### WHAT YOU ARE ASKED TO DO
Select all lines holding the word "this" from the entries that follow.

BEGIN EXERCISE INPUTS

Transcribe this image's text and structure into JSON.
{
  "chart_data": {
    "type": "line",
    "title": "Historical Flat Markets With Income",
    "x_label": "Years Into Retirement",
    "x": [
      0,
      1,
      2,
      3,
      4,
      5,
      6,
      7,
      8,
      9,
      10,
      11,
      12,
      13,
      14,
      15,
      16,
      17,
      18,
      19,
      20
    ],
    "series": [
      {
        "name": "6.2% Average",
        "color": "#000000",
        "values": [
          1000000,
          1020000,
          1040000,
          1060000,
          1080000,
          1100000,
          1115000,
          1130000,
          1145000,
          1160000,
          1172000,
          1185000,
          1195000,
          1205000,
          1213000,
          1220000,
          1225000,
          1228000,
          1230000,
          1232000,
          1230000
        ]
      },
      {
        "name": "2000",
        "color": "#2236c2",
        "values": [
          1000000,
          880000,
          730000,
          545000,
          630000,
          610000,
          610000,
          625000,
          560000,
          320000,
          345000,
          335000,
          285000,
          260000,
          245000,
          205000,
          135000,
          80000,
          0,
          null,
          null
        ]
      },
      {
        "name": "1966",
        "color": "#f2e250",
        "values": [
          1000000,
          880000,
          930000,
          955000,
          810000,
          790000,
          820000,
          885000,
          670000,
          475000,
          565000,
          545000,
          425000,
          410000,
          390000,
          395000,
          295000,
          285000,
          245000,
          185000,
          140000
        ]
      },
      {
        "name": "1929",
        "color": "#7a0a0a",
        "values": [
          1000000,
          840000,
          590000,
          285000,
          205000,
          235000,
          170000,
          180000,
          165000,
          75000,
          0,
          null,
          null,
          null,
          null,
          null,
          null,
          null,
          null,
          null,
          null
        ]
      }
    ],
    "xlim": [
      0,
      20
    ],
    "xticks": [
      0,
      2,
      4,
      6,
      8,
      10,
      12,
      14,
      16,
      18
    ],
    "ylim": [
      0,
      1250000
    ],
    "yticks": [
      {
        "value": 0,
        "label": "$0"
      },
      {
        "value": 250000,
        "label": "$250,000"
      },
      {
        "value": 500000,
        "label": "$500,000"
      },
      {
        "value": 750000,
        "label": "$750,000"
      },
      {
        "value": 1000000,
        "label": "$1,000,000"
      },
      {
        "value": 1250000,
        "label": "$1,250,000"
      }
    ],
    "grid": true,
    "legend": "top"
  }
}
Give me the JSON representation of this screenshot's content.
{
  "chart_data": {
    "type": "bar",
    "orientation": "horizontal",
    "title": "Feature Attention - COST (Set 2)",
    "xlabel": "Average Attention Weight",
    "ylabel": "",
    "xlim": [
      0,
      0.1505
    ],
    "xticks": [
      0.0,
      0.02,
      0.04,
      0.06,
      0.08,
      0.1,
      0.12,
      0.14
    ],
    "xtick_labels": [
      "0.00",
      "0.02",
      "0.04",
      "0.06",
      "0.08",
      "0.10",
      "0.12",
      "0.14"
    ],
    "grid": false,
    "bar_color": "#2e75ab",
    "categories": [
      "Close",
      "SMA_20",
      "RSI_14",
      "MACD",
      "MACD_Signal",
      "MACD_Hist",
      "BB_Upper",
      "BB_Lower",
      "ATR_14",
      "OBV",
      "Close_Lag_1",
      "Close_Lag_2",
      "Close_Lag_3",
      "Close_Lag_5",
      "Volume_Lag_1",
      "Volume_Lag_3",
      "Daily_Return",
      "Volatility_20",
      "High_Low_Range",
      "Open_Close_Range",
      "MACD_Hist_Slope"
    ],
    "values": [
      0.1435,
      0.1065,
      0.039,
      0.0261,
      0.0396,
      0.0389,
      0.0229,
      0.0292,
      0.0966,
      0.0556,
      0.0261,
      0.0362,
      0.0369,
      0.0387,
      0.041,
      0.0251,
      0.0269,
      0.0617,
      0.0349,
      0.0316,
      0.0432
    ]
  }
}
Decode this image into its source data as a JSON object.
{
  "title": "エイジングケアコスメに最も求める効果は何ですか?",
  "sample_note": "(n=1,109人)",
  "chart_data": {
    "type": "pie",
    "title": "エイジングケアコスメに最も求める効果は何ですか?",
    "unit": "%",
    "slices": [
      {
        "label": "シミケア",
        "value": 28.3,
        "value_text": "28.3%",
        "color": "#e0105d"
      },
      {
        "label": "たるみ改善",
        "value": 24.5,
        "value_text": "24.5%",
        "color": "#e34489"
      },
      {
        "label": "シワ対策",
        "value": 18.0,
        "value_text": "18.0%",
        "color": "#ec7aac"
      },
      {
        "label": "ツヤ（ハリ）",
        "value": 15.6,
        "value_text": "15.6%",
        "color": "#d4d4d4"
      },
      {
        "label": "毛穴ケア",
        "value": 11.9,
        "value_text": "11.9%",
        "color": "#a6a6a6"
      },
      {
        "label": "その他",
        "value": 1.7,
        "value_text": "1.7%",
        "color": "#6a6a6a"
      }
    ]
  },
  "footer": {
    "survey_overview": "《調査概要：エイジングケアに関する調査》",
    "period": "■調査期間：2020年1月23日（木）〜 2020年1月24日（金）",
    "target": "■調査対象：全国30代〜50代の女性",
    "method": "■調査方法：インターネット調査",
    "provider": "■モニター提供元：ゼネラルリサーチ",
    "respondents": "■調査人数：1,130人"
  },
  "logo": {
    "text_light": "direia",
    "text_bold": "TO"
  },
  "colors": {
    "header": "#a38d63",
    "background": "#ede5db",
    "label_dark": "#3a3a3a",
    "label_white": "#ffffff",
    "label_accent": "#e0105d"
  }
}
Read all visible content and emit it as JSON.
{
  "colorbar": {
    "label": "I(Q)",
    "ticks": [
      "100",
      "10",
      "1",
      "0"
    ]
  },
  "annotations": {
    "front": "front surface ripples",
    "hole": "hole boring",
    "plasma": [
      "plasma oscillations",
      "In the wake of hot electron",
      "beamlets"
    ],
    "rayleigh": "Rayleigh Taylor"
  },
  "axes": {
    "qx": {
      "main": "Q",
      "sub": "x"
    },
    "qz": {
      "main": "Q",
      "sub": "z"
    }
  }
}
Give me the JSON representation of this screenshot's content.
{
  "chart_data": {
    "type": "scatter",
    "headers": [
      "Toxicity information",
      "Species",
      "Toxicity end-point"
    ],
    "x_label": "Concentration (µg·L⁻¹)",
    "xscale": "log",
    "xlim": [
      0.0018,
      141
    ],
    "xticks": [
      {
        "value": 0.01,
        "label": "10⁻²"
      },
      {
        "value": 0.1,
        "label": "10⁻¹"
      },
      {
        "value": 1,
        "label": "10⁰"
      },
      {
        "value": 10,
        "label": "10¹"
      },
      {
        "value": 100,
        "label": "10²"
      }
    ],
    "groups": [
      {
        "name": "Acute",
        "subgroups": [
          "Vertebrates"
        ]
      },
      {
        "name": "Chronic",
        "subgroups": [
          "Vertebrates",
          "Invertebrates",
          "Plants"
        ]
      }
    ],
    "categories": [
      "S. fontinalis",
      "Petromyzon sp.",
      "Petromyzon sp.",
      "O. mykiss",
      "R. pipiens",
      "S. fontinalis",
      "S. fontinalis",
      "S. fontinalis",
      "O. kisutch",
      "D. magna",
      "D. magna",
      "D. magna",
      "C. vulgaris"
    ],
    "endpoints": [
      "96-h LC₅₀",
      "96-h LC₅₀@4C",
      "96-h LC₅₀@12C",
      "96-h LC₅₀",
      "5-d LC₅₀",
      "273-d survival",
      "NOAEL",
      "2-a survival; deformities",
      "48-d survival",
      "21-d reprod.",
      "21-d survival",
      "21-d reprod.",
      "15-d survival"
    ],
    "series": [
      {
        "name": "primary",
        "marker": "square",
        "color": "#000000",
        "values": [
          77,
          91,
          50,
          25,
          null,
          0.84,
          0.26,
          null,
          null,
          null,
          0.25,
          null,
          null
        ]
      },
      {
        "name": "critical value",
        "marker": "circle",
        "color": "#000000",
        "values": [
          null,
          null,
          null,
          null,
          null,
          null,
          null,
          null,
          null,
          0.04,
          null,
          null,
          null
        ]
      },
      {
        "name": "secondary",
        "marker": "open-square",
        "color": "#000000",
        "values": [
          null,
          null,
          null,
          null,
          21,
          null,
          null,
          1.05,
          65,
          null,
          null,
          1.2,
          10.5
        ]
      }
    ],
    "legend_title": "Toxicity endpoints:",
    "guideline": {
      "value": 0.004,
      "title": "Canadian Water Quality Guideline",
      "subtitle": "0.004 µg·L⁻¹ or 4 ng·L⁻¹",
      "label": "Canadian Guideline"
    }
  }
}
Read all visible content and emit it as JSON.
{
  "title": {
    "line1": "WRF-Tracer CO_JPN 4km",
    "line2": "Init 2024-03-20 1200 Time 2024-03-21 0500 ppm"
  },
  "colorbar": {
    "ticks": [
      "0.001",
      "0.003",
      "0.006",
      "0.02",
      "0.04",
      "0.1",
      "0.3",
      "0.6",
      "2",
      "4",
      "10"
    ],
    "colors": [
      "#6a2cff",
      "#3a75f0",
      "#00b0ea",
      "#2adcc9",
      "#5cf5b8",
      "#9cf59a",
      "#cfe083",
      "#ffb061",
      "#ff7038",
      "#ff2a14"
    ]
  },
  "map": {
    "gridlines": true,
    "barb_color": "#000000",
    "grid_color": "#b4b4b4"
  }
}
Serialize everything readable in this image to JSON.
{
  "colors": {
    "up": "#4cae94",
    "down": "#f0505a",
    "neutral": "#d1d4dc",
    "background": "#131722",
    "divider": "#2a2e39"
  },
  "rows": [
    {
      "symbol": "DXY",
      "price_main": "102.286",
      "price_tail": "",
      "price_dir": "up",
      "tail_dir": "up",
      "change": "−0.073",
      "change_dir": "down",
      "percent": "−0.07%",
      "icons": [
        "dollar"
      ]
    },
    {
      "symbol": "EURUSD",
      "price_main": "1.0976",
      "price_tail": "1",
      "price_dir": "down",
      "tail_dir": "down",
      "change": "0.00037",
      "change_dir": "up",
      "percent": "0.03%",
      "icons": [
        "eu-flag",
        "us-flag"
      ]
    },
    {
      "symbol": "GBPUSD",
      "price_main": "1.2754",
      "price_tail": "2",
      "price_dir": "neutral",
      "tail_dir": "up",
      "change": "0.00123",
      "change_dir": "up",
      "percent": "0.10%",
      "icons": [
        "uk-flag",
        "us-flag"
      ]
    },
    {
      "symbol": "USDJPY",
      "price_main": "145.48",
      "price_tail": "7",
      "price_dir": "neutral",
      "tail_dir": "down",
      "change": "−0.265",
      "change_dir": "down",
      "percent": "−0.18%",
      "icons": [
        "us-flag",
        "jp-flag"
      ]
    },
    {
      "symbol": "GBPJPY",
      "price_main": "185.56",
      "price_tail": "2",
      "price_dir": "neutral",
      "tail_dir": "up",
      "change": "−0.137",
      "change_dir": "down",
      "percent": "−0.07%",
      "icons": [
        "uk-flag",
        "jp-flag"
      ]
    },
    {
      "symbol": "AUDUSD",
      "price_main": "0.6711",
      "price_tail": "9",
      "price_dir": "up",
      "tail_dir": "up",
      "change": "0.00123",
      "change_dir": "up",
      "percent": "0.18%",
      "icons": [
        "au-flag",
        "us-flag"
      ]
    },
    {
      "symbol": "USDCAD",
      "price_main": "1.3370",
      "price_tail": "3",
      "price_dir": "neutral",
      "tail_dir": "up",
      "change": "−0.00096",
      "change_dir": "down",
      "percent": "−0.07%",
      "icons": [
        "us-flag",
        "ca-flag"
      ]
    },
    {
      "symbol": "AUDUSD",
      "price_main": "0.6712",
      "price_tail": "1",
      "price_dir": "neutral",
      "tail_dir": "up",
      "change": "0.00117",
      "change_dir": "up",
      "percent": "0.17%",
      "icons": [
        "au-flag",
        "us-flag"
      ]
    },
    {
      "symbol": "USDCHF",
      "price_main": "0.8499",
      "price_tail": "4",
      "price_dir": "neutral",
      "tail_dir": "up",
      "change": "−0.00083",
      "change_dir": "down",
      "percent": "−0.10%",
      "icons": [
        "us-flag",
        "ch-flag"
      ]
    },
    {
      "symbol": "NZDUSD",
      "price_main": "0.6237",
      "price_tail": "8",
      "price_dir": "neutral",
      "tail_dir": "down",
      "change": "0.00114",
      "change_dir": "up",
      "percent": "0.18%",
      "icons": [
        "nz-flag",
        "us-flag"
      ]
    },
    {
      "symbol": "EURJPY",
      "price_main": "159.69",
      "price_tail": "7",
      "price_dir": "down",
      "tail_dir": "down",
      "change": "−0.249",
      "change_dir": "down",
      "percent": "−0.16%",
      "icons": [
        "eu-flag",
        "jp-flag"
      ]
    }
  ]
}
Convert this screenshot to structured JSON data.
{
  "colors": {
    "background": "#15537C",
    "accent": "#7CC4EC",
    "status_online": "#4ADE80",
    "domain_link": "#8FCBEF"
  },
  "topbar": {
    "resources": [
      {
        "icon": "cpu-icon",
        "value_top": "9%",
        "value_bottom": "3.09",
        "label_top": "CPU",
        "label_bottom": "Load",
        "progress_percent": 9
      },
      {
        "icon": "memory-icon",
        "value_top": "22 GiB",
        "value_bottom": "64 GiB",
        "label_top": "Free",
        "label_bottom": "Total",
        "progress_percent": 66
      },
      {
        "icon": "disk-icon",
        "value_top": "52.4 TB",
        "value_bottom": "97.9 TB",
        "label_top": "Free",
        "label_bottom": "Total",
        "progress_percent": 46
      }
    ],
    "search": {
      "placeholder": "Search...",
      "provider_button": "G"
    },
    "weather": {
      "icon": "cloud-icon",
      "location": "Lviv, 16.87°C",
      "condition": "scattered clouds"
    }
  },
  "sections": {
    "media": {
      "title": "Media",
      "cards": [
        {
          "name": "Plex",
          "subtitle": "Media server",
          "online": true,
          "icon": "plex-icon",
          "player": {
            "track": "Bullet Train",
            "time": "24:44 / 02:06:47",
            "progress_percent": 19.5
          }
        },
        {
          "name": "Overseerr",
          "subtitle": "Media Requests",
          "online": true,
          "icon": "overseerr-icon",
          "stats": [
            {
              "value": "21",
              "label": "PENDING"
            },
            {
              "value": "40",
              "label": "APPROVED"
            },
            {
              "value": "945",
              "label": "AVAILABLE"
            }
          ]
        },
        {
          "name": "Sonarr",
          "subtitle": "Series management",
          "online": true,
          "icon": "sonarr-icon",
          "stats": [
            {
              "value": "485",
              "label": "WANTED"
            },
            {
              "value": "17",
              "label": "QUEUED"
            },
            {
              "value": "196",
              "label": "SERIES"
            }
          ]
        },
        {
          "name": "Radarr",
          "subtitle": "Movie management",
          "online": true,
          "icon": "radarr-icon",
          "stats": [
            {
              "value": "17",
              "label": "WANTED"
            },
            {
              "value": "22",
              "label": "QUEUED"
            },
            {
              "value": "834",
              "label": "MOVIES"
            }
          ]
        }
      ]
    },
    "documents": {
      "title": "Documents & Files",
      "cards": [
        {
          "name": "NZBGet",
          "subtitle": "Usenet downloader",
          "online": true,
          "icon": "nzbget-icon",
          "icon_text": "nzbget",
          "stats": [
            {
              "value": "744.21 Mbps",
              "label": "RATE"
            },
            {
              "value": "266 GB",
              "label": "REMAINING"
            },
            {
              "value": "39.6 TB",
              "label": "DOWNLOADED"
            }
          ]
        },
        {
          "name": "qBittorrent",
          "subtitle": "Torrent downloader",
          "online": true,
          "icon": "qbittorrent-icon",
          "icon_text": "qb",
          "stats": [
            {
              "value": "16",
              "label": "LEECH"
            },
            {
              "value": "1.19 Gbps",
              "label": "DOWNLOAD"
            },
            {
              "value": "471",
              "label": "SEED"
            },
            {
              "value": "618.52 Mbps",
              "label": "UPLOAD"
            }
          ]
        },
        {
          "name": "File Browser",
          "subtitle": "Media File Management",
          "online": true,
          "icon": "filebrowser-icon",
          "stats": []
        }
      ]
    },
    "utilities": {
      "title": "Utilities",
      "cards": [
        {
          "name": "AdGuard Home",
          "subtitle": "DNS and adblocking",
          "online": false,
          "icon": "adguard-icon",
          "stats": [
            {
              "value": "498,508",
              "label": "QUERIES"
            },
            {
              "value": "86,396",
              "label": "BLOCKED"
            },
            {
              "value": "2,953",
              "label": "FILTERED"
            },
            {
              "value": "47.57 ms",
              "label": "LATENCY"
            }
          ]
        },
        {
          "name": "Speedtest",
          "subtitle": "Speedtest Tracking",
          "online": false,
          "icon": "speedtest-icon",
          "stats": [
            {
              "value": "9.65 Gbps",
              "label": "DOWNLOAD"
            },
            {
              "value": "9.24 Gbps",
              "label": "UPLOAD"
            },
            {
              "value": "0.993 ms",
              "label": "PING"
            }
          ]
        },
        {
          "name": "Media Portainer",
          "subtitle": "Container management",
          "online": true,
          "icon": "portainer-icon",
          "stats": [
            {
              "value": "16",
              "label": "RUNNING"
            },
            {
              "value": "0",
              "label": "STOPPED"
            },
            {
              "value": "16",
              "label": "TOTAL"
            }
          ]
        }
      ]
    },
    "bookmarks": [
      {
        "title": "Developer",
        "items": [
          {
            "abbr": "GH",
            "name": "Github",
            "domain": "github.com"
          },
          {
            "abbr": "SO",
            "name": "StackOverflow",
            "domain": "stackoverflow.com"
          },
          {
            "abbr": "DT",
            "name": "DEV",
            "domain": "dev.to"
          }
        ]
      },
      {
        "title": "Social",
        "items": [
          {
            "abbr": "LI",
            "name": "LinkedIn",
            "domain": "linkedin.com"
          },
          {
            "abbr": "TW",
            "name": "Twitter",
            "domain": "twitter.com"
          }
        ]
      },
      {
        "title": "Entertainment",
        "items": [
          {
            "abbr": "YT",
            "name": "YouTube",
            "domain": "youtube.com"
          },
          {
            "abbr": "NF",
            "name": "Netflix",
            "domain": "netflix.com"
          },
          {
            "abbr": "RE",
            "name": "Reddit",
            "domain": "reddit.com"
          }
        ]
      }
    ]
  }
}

END EXERCISE INPUTS

### FINISHED EXERCISE
Transcribe this image's text and structure into JSON.
Give me the JSON representation of this screenshot's content.
Decode this image into its source data as a JSON object.
Give me the JSON representation of this screenshot's content.
Serialize everything readable in this image to JSON.
Convert this screenshot to structured JSON data.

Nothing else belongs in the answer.